▸ **GIVEN TASK**: Extract from the listing each line in which the word "dubium" appears.

(Records)
————
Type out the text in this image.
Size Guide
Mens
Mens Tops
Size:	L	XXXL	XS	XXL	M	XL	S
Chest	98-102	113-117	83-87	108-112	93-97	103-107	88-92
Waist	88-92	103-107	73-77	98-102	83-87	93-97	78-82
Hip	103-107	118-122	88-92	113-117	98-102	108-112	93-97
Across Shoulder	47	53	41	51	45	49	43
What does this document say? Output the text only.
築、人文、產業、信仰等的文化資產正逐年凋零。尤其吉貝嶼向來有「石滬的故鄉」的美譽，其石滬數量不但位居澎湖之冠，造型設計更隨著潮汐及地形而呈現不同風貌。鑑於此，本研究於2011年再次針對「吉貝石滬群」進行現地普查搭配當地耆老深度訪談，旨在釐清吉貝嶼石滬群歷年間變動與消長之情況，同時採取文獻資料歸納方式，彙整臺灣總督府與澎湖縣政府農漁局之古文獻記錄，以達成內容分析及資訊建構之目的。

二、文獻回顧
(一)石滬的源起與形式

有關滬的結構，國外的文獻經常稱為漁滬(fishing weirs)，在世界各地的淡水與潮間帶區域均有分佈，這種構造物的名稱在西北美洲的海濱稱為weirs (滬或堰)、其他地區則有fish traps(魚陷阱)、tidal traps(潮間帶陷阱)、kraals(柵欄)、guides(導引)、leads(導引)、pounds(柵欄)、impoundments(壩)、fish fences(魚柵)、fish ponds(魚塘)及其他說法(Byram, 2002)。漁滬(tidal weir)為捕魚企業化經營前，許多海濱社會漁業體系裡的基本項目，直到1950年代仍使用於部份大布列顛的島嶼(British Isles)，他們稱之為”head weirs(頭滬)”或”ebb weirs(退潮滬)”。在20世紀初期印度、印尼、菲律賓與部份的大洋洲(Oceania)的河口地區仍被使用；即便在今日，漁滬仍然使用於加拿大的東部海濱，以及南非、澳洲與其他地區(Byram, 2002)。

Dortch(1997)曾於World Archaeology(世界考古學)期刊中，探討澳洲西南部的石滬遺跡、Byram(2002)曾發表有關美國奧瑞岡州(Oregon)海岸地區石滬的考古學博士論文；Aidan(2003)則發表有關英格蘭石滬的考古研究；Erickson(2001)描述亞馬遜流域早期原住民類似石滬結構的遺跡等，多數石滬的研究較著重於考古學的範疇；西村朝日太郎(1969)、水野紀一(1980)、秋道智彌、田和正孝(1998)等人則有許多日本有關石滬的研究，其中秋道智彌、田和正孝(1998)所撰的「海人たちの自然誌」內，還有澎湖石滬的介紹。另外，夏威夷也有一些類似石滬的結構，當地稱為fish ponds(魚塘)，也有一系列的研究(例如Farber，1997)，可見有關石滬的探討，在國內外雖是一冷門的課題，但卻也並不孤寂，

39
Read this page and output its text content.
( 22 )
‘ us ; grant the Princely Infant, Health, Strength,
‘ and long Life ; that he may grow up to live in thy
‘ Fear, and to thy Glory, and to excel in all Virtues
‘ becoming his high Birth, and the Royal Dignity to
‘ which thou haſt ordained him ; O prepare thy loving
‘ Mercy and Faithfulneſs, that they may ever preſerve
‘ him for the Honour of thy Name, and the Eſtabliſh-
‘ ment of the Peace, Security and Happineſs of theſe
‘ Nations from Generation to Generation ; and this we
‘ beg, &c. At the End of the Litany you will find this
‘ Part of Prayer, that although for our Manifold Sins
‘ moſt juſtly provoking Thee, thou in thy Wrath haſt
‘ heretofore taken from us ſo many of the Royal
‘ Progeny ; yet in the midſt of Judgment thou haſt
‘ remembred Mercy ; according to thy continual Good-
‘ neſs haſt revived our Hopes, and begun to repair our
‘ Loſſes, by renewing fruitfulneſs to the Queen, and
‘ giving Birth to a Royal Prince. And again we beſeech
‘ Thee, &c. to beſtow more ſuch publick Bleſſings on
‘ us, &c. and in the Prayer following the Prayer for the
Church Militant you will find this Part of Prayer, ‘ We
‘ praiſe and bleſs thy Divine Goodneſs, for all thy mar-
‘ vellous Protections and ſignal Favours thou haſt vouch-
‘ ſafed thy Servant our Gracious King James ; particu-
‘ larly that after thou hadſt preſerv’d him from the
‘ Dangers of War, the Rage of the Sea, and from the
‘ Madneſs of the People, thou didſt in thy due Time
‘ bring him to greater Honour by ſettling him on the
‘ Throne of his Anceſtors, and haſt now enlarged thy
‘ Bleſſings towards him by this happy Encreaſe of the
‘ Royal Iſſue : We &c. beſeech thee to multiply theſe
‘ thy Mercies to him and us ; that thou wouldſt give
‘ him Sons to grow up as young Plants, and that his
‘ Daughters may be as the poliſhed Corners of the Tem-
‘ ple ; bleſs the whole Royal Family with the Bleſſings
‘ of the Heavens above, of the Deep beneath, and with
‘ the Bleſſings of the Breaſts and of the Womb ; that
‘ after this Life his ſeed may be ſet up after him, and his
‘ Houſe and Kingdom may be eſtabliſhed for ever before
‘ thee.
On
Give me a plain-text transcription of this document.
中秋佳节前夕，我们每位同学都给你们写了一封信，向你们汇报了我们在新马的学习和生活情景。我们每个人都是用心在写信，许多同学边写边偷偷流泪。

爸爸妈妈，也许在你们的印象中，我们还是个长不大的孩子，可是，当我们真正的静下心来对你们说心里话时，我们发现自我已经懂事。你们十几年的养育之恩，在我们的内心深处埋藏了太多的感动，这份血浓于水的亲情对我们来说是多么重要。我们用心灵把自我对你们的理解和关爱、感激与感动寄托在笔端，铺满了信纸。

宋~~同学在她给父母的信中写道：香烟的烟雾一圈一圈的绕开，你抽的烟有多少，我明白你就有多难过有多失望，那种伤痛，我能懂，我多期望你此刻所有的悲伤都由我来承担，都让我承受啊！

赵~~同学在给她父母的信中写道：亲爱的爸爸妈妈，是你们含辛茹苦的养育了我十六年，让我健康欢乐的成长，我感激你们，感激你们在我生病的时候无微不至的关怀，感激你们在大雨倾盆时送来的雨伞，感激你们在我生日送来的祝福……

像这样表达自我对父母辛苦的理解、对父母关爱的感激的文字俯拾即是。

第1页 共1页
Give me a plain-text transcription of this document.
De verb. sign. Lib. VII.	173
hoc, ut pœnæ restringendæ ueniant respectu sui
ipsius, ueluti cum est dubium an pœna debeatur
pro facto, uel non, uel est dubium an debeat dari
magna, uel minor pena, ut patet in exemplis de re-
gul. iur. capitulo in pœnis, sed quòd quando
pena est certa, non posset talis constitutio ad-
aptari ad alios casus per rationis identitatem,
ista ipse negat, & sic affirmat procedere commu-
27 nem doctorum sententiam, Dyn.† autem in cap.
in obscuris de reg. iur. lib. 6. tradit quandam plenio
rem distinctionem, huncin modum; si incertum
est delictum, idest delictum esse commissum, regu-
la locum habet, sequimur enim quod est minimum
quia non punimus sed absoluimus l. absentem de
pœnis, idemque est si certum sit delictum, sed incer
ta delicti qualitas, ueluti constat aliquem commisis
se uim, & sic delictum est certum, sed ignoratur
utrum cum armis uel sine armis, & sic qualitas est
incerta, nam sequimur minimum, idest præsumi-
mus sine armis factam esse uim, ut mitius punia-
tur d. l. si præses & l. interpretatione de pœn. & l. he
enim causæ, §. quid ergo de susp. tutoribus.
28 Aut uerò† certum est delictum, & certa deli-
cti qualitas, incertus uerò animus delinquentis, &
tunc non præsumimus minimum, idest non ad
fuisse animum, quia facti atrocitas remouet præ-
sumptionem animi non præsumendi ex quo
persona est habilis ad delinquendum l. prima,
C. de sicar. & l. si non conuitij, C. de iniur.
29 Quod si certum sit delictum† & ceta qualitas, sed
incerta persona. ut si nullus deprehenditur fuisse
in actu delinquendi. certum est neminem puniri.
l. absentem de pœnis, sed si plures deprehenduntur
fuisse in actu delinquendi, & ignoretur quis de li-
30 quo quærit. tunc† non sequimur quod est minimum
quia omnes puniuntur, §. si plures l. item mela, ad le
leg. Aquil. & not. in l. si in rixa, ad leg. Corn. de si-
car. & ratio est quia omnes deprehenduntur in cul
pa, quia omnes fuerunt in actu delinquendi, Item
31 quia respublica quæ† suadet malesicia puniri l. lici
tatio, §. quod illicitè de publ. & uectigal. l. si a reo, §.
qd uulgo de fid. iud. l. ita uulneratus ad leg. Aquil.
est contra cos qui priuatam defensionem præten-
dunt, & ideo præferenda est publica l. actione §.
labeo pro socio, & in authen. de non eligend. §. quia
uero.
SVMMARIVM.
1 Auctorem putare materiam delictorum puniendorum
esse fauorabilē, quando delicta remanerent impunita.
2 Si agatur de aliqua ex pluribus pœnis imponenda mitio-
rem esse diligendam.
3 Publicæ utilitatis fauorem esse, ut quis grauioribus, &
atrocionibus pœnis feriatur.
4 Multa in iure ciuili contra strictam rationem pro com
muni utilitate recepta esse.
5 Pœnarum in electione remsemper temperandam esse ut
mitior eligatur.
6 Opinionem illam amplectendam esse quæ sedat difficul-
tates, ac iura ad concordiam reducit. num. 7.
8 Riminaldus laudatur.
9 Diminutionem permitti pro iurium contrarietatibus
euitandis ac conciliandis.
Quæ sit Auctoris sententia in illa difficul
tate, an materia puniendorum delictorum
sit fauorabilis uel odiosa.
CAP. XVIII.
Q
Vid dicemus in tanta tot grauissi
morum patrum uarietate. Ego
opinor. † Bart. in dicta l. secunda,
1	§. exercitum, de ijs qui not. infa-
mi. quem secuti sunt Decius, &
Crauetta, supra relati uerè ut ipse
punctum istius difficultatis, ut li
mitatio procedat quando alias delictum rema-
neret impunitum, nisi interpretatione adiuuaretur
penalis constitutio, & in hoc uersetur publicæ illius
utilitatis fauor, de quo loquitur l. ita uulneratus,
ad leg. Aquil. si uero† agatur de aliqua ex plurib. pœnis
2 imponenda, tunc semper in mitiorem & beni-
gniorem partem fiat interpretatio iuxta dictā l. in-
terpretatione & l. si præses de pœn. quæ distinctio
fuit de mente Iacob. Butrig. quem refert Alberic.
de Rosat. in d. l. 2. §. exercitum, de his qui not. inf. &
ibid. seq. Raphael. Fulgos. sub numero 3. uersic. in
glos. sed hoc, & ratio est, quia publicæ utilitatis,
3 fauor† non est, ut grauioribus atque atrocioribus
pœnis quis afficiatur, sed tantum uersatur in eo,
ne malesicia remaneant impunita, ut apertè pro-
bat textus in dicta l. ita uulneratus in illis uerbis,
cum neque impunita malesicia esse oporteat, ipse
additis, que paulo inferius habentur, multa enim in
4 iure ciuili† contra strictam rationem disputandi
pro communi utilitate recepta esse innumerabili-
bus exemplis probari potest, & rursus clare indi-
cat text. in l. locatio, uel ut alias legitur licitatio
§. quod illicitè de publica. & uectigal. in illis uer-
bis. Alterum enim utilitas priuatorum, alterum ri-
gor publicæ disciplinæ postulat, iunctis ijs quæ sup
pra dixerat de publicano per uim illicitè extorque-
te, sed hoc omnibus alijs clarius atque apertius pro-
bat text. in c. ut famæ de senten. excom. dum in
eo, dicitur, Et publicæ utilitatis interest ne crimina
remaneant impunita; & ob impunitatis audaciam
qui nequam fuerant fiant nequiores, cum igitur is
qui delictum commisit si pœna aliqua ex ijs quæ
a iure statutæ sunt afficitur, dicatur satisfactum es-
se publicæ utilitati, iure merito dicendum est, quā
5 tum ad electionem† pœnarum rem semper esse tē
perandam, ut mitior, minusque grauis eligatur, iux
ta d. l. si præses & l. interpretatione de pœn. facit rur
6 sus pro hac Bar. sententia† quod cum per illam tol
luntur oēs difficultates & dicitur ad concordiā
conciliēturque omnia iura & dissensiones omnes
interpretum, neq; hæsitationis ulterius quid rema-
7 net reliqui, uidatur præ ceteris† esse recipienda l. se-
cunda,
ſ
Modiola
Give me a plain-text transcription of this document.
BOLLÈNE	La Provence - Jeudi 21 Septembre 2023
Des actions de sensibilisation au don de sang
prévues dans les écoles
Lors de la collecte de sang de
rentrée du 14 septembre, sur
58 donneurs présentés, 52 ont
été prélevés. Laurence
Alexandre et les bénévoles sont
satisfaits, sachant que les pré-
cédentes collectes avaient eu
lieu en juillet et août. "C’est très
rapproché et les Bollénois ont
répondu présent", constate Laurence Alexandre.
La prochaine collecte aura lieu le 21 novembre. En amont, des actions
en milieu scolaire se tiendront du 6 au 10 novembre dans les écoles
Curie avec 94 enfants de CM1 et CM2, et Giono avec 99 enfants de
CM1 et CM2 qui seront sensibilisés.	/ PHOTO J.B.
————
▸ **EXERCISE OUTPUT**:
ipsius, ueluti cum est dubium an pœna debeatur
pro facto, uel non, uel est dubium an debeat dari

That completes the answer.